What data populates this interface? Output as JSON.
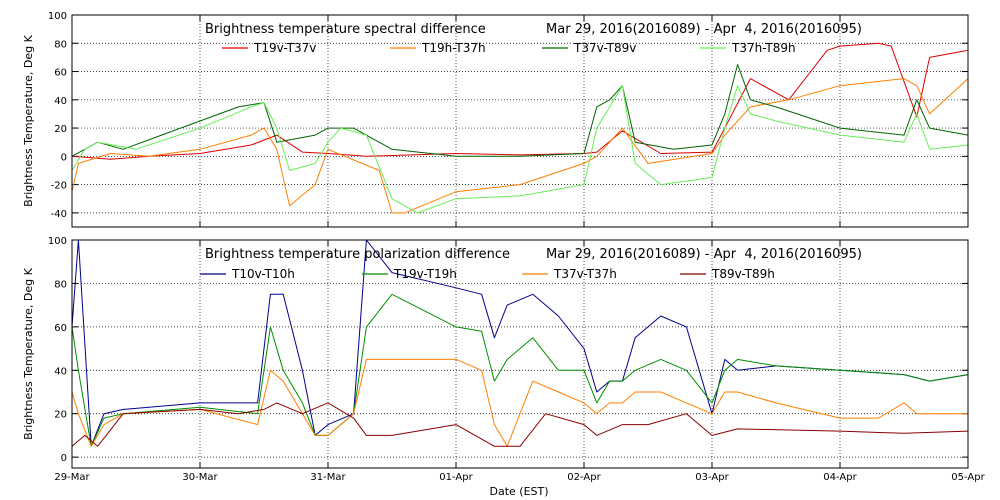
{
  "xaxis": {
    "label": "Date (EST)",
    "ticks": [
      "29-Mar",
      "30-Mar",
      "31-Mar",
      "01-Apr",
      "02-Apr",
      "03-Apr",
      "04-Apr",
      "05-Apr"
    ]
  },
  "colors": {
    "red": "#dd0000",
    "orange": "#ff7f00",
    "darkgreen": "#006400",
    "lightgreen": "#66ee55",
    "navy": "#00008b",
    "green": "#009000",
    "maroon": "#8b0000"
  },
  "chart_data": [
    {
      "type": "line",
      "title_left": "Brightness temperature spectral difference",
      "title_right": "Mar 29, 2016(2016089) - Apr  4, 2016(2016095)",
      "ylabel": "Brightness Temperature, Deg K",
      "ylim": [
        -50,
        100
      ],
      "yticks": [
        "-40",
        "-20",
        "0",
        "20",
        "40",
        "60",
        "80",
        "100"
      ],
      "xlim": [
        0,
        7
      ],
      "series": [
        {
          "name": "T19v-T37v",
          "color": "#dd0000",
          "x": [
            0,
            0.3,
            0.6,
            1.0,
            1.4,
            1.6,
            1.8,
            2.0,
            2.3,
            3.0,
            3.5,
            4.0,
            4.1,
            4.3,
            4.6,
            5.0,
            5.1,
            5.3,
            5.6,
            5.9,
            6.0,
            6.3,
            6.4,
            6.6,
            6.7,
            7.0
          ],
          "y": [
            0,
            -2,
            0,
            2,
            8,
            15,
            3,
            2,
            0,
            2,
            1,
            2,
            3,
            18,
            2,
            3,
            20,
            55,
            40,
            75,
            78,
            80,
            78,
            28,
            70,
            75
          ]
        },
        {
          "name": "T19h-T37h",
          "color": "#ff7f00",
          "x": [
            0,
            0.05,
            0.3,
            0.6,
            1.0,
            1.4,
            1.5,
            1.6,
            1.7,
            1.9,
            2.0,
            2.4,
            2.5,
            2.6,
            3.0,
            3.5,
            4.0,
            4.1,
            4.3,
            4.5,
            5.0,
            5.1,
            5.3,
            5.6,
            6.0,
            6.5,
            6.6,
            6.7,
            7.0
          ],
          "y": [
            -25,
            -5,
            2,
            0,
            5,
            15,
            20,
            5,
            -35,
            -20,
            5,
            -10,
            -40,
            -40,
            -25,
            -20,
            -5,
            0,
            20,
            -5,
            2,
            15,
            35,
            40,
            50,
            55,
            50,
            30,
            55
          ]
        },
        {
          "name": "T37v-T89v",
          "color": "#006400",
          "x": [
            0,
            0.2,
            0.4,
            0.7,
            1.0,
            1.3,
            1.5,
            1.6,
            1.9,
            2.0,
            2.2,
            2.5,
            3.0,
            3.5,
            4.0,
            4.1,
            4.2,
            4.3,
            4.4,
            4.7,
            5.0,
            5.1,
            5.2,
            5.3,
            5.5,
            6.0,
            6.5,
            6.6,
            6.7,
            7.0
          ],
          "y": [
            0,
            10,
            5,
            15,
            25,
            35,
            38,
            10,
            15,
            20,
            20,
            5,
            0,
            0,
            2,
            35,
            40,
            50,
            10,
            5,
            8,
            30,
            65,
            40,
            35,
            20,
            15,
            40,
            20,
            15
          ]
        },
        {
          "name": "T37h-T89h",
          "color": "#66ee55",
          "x": [
            0,
            0.1,
            0.2,
            0.5,
            1.0,
            1.4,
            1.5,
            1.6,
            1.7,
            1.9,
            2.0,
            2.1,
            2.3,
            2.5,
            2.7,
            3.0,
            3.5,
            4.0,
            4.1,
            4.3,
            4.4,
            4.6,
            5.0,
            5.1,
            5.2,
            5.3,
            5.5,
            6.0,
            6.5,
            6.6,
            6.7,
            7.0
          ],
          "y": [
            -10,
            5,
            10,
            5,
            20,
            35,
            38,
            20,
            -10,
            -5,
            10,
            20,
            15,
            -30,
            -40,
            -30,
            -28,
            -20,
            20,
            50,
            -5,
            -20,
            -15,
            20,
            50,
            30,
            25,
            15,
            10,
            30,
            5,
            8
          ]
        }
      ]
    },
    {
      "type": "line",
      "title_left": "Brightness temperature polarization difference",
      "title_right": "Mar 29, 2016(2016089) - Apr  4, 2016(2016095)",
      "ylabel": "Brightness Temperature, Deg K",
      "ylim": [
        -5,
        100
      ],
      "yticks": [
        "0",
        "20",
        "40",
        "60",
        "80",
        "100"
      ],
      "xlim": [
        0,
        7
      ],
      "series": [
        {
          "name": "T10v-T10h",
          "color": "#00008b",
          "x": [
            0,
            0.05,
            0.15,
            0.25,
            0.4,
            1.0,
            1.45,
            1.55,
            1.65,
            1.8,
            1.9,
            2.0,
            2.2,
            2.3,
            2.5,
            3.0,
            3.2,
            3.3,
            3.4,
            3.6,
            3.8,
            4.0,
            4.1,
            4.2,
            4.3,
            4.4,
            4.6,
            4.8,
            5.0,
            5.1,
            5.2,
            5.5,
            6.0,
            6.5,
            6.7,
            7.0
          ],
          "y": [
            60,
            100,
            5,
            20,
            22,
            25,
            25,
            75,
            75,
            40,
            10,
            15,
            20,
            100,
            85,
            78,
            75,
            55,
            70,
            75,
            65,
            50,
            30,
            35,
            35,
            55,
            65,
            60,
            20,
            45,
            40,
            42,
            40,
            38,
            35,
            38
          ]
        },
        {
          "name": "T19v-T19h",
          "color": "#009000",
          "x": [
            0,
            0.05,
            0.15,
            0.25,
            0.4,
            1.0,
            1.45,
            1.55,
            1.65,
            1.8,
            1.9,
            2.0,
            2.2,
            2.3,
            2.5,
            3.0,
            3.2,
            3.3,
            3.4,
            3.6,
            3.8,
            4.0,
            4.1,
            4.2,
            4.3,
            4.4,
            4.6,
            4.8,
            5.0,
            5.1,
            5.2,
            5.5,
            6.0,
            6.5,
            6.7,
            7.0
          ],
          "y": [
            60,
            40,
            5,
            18,
            20,
            23,
            20,
            60,
            40,
            25,
            10,
            10,
            20,
            60,
            75,
            60,
            58,
            35,
            45,
            55,
            40,
            40,
            25,
            35,
            35,
            40,
            45,
            40,
            25,
            40,
            45,
            42,
            40,
            38,
            35,
            38
          ]
        },
        {
          "name": "T37v-T37h",
          "color": "#ff7f00",
          "x": [
            0,
            0.05,
            0.15,
            0.25,
            0.4,
            1.0,
            1.45,
            1.55,
            1.65,
            1.8,
            1.9,
            2.0,
            2.2,
            2.3,
            2.5,
            3.0,
            3.2,
            3.3,
            3.4,
            3.6,
            3.8,
            4.0,
            4.1,
            4.2,
            4.3,
            4.4,
            4.6,
            4.8,
            5.0,
            5.1,
            5.2,
            5.5,
            6.0,
            6.3,
            6.5,
            6.6,
            6.8,
            7.0
          ],
          "y": [
            30,
            20,
            5,
            15,
            20,
            22,
            15,
            40,
            35,
            20,
            10,
            10,
            20,
            45,
            45,
            45,
            40,
            15,
            5,
            35,
            30,
            25,
            20,
            25,
            25,
            30,
            30,
            25,
            20,
            30,
            30,
            25,
            18,
            18,
            25,
            20,
            20,
            20
          ]
        },
        {
          "name": "T89v-T89h",
          "color": "#8b0000",
          "x": [
            0,
            0.1,
            0.2,
            0.4,
            1.0,
            1.3,
            1.5,
            1.6,
            1.8,
            2.0,
            2.2,
            2.3,
            2.5,
            3.0,
            3.3,
            3.5,
            3.7,
            4.0,
            4.1,
            4.3,
            4.5,
            4.8,
            5.0,
            5.2,
            6.0,
            6.5,
            7.0
          ],
          "y": [
            5,
            10,
            5,
            20,
            22,
            20,
            22,
            25,
            20,
            25,
            18,
            10,
            10,
            15,
            5,
            5,
            20,
            15,
            10,
            15,
            15,
            20,
            10,
            13,
            12,
            11,
            12
          ]
        }
      ]
    }
  ]
}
○ ○ ○ ○ ○ ○ ○
● **BRIEF**:
Using the material above, copy every line in which the string "name" occurs.

● **SOLUTION BELOW**:
          "name": "T19v-T37v",
          "name": "T19h-T37h",
          "name": "T37v-T89v",
          "name": "T37h-T89h",
          "name": "T10v-T10h",
          "name": "T19v-T19h",
          "name": "T37v-T37h",
          "name": "T89v-T89h",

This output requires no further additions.